Source passage:
>>>>
Harris alleges ineffective assistance of counsel and also claims that
the district court erred in sentencing him. Because we find that the
record does not conclusively show ineffective assistance of counsel
and because we conclude that the district court did not commit plain
error in sentencing Harris, we affirm.
First, Harris claims that his rights under the Sixth Amendment
were denied by his counsel's performance at trial and sentencing.
Specifically, Harris asserts that his counsel's failure to cross-examine
Government witnesses on their plea agreements, failure to challenge
the drug quantity calculations in the presentence report, and failure to
ask the court to make specific findings of fact regarding the amount
of drugs attributable to Harris amounted to ineffective assistance of
counsel. Harris contends that his counsel's actions actually prejudiced
him because, as a result, the sentencing court concluded that more
than 500 grams of cocaine were attributable to him and therefore sen-
tenced him to a mandatory sentence of ten years' imprisonment. We
find that ineffective assistance of counsel does not plainly appear on
the face of the record, and therefore we decline to address the claims.
<<<<
Data listing:
>>>>
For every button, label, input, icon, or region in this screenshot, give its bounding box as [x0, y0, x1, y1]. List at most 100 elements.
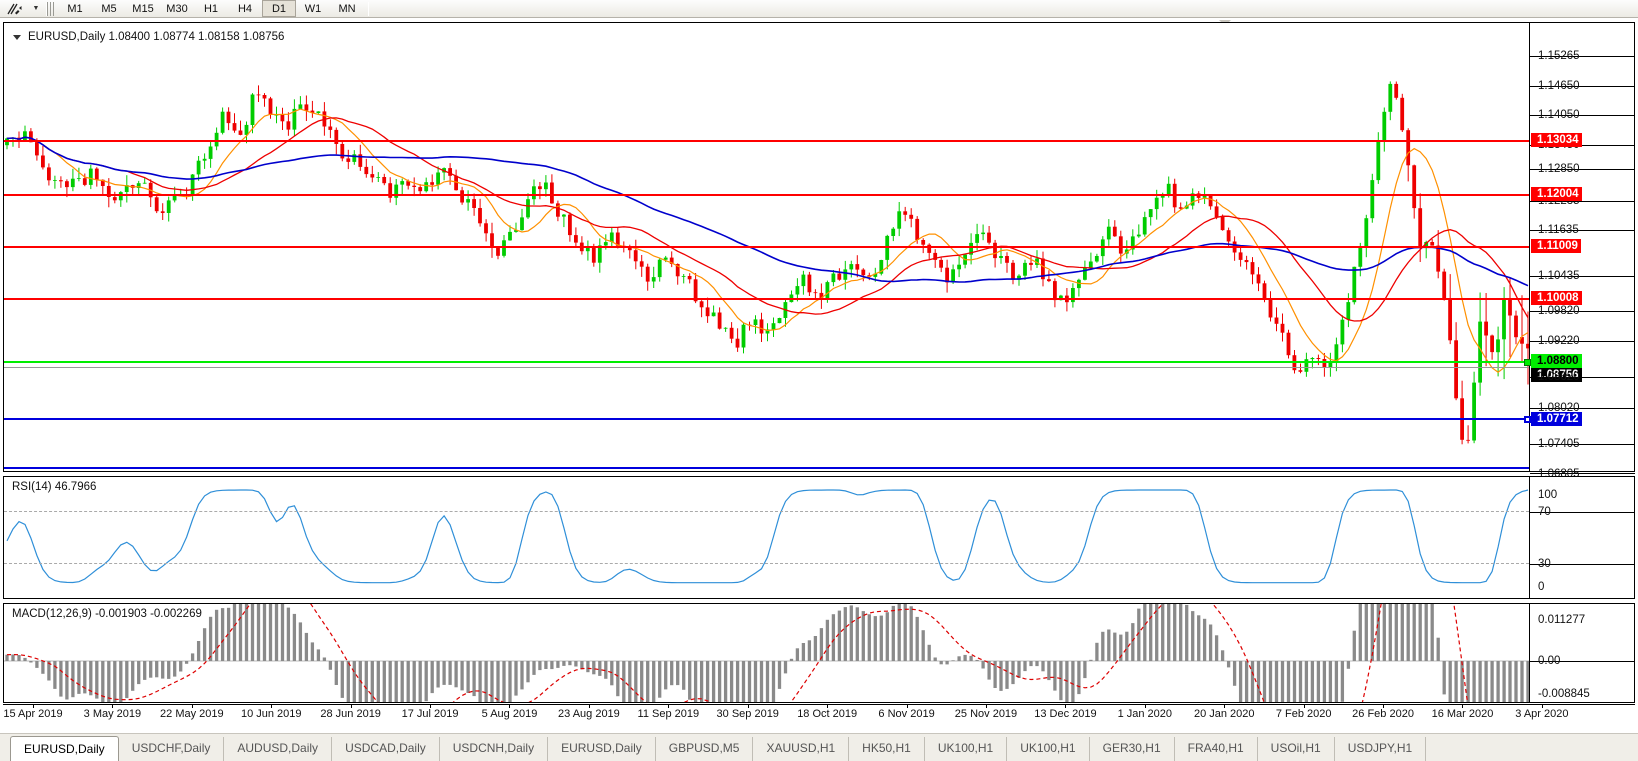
tab-eurusd-daily-active[interactable]: EURUSD,Daily: [10, 736, 119, 761]
tab-usdchf-daily[interactable]: USDCHF,Daily: [119, 737, 225, 761]
time-label: 23 Aug 2019: [558, 708, 620, 720]
time-label: 1 Jan 2020: [1117, 708, 1173, 720]
symbol-tab-bar: EURUSD,Daily USDCHF,Daily AUDUSD,Daily U…: [0, 733, 1638, 761]
level-line-1-12004[interactable]: [4, 194, 1529, 196]
level-line-1-08800[interactable]: [4, 361, 1529, 363]
time-tick: [1065, 705, 1067, 708]
tab-eurusd-daily-2[interactable]: EURUSD,Daily: [548, 737, 656, 761]
timeframe-h1[interactable]: H1: [203, 3, 219, 15]
time-tick: [1462, 705, 1464, 708]
price-label-6: 1.11635: [1538, 224, 1579, 236]
timeframe-d1[interactable]: D1: [262, 0, 296, 17]
timeframe-m5[interactable]: M5: [101, 3, 117, 15]
toolbar-grip[interactable]: [46, 1, 55, 16]
tab-audusd-daily[interactable]: AUDUSD,Daily: [224, 737, 333, 761]
timeframe-mn[interactable]: MN: [338, 3, 356, 15]
tab-hk50-h1[interactable]: HK50,H1: [849, 737, 925, 761]
price-plot[interactable]: [4, 23, 1529, 471]
level-line-1-06306[interactable]: [4, 467, 1529, 469]
time-label: 3 Apr 2020: [1515, 708, 1569, 720]
timeframe-m1[interactable]: M1: [67, 3, 83, 15]
time-label: 28 Jun 2019: [320, 708, 381, 720]
level-line-1-11009[interactable]: [4, 246, 1529, 248]
timeframe-group: M1 M5 M15 M30 H1 H4 D1 W1 MN: [58, 0, 364, 18]
level-label-1-07712[interactable]: 1.07712: [1531, 412, 1582, 426]
rsi-line: [6, 489, 1529, 584]
time-label: 13 Dec 2019: [1034, 708, 1097, 720]
time-tick: [906, 705, 908, 708]
price-label-11: 1.08020: [1538, 402, 1580, 414]
time-label: 20 Jan 2020: [1193, 708, 1255, 720]
time-tick: [112, 705, 114, 708]
time-tick: [1144, 705, 1146, 708]
time-tick: [668, 705, 670, 708]
tab-usdjpy-h1[interactable]: USDJPY,H1: [1335, 737, 1427, 761]
tab-usdcad-daily[interactable]: USDCAD,Daily: [332, 737, 440, 761]
time-tick: [509, 705, 511, 708]
timeframe-w1[interactable]: W1: [304, 3, 322, 15]
price-label-1: 1.14650: [1538, 80, 1580, 92]
price-panel[interactable]: EURUSD,Daily 1.08400 1.08774 1.08158 1.0…: [3, 22, 1635, 480]
level-label-1-12004[interactable]: 1.12004: [1531, 187, 1582, 201]
timeframe-m30[interactable]: M30: [166, 3, 188, 15]
price-label-8: 1.09820: [1538, 305, 1580, 317]
macd-axis-min: -0.008845: [1538, 688, 1590, 700]
rsi-plot[interactable]: [4, 477, 1529, 598]
time-label: 25 Nov 2019: [954, 708, 1018, 720]
toolbar-divider: [368, 1, 369, 16]
time-tick: [827, 705, 829, 708]
tab-fra40-h1[interactable]: FRA40,H1: [1175, 737, 1258, 761]
time-tick: [350, 705, 352, 708]
level-handle-blue-1[interactable]: [1524, 416, 1531, 423]
level-handle-green[interactable]: [1524, 359, 1531, 366]
macd-plot[interactable]: [4, 604, 1529, 702]
time-label: 26 Feb 2020: [1352, 708, 1414, 720]
timeframe-h4[interactable]: H4: [237, 3, 253, 15]
level-label-1-10008[interactable]: 1.10008: [1531, 291, 1582, 305]
level-label-1-08800[interactable]: 1.08800: [1531, 354, 1582, 368]
rsi-title: RSI(14) 46.7966: [12, 481, 97, 493]
time-label: 10 Jun 2019: [240, 708, 302, 720]
crosshair-cursor-icon[interactable]: [0, 0, 30, 18]
rsi-level-30: [4, 563, 1529, 564]
macd-panel[interactable]: MACD(12,26,9) -0.001903 -0.002269 0.0112…: [3, 603, 1635, 703]
time-axis: 15 Apr 2019 3 May 2019 22 May 2019 10 Jun 2…: [3, 704, 1635, 724]
price-scale[interactable]: 1.15265 1.14650 1.14050 1.13450 1.13034 …: [1529, 23, 1635, 480]
level-label-1-13034[interactable]: 1.13034: [1531, 133, 1582, 147]
time-tick: [1224, 705, 1226, 708]
tab-uk100-h1-2[interactable]: UK100,H1: [1007, 737, 1090, 761]
time-label: 5 Aug 2019: [481, 708, 538, 720]
rsi-panel[interactable]: RSI(14) 46.7966 100 70 30 0: [3, 476, 1635, 599]
level-label-1-11009[interactable]: 1.11009: [1531, 239, 1581, 253]
level-line-1-10008[interactable]: [4, 298, 1529, 300]
tab-usdcnh-daily[interactable]: USDCNH,Daily: [440, 737, 549, 761]
time-tick: [33, 705, 34, 708]
chevron-down-icon[interactable]: ▼: [32, 5, 40, 12]
time-tick: [271, 705, 273, 708]
time-label: 6 Nov 2019: [878, 708, 935, 720]
chart-title: EURUSD,Daily 1.08400 1.08774 1.08158 1.0…: [13, 31, 284, 43]
time-label: 11 Sep 2019: [637, 708, 700, 720]
level-line-1-13034[interactable]: [4, 140, 1529, 142]
rsi-scale: 100 70 30 0: [1529, 477, 1635, 598]
time-label: 22 May 2019: [160, 708, 224, 720]
time-tick: [985, 705, 987, 708]
tab-usoil-h1[interactable]: USOil,H1: [1258, 737, 1335, 761]
chart-area[interactable]: EURUSD,Daily 1.08400 1.08774 1.08158 1.0…: [0, 18, 1638, 724]
time-tick: [191, 705, 193, 708]
tab-uk100-h1-1[interactable]: UK100,H1: [925, 737, 1008, 761]
time-tick: [588, 705, 590, 708]
time-label: 16 Mar 2020: [1431, 708, 1494, 720]
time-label: 7 Feb 2020: [1275, 708, 1332, 720]
macd-axis-max: 0.011277: [1538, 614, 1586, 626]
time-label: 30 Sep 2019: [716, 708, 779, 720]
collapse-triangle-icon[interactable]: [13, 34, 21, 40]
timeframe-m15[interactable]: M15: [132, 3, 154, 15]
tab-gbpusd-m5[interactable]: GBPUSD,M5: [656, 737, 754, 761]
tab-ger30-h1[interactable]: GER30,H1: [1090, 737, 1175, 761]
price-label-12: 1.07405: [1538, 438, 1580, 450]
tab-xauusd-h1[interactable]: XAUUSD,H1: [753, 737, 850, 761]
price-label-9: 1.09220: [1538, 335, 1580, 347]
level-line-1-07712[interactable]: [4, 418, 1529, 420]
<<<<
What is being asked:
Please state what sentence the court imposed on Harris after finding more than 500 grams of cocaine attributable to him, according to the court passage.

Result:
A mandatory sentence of ten years' imprisonment.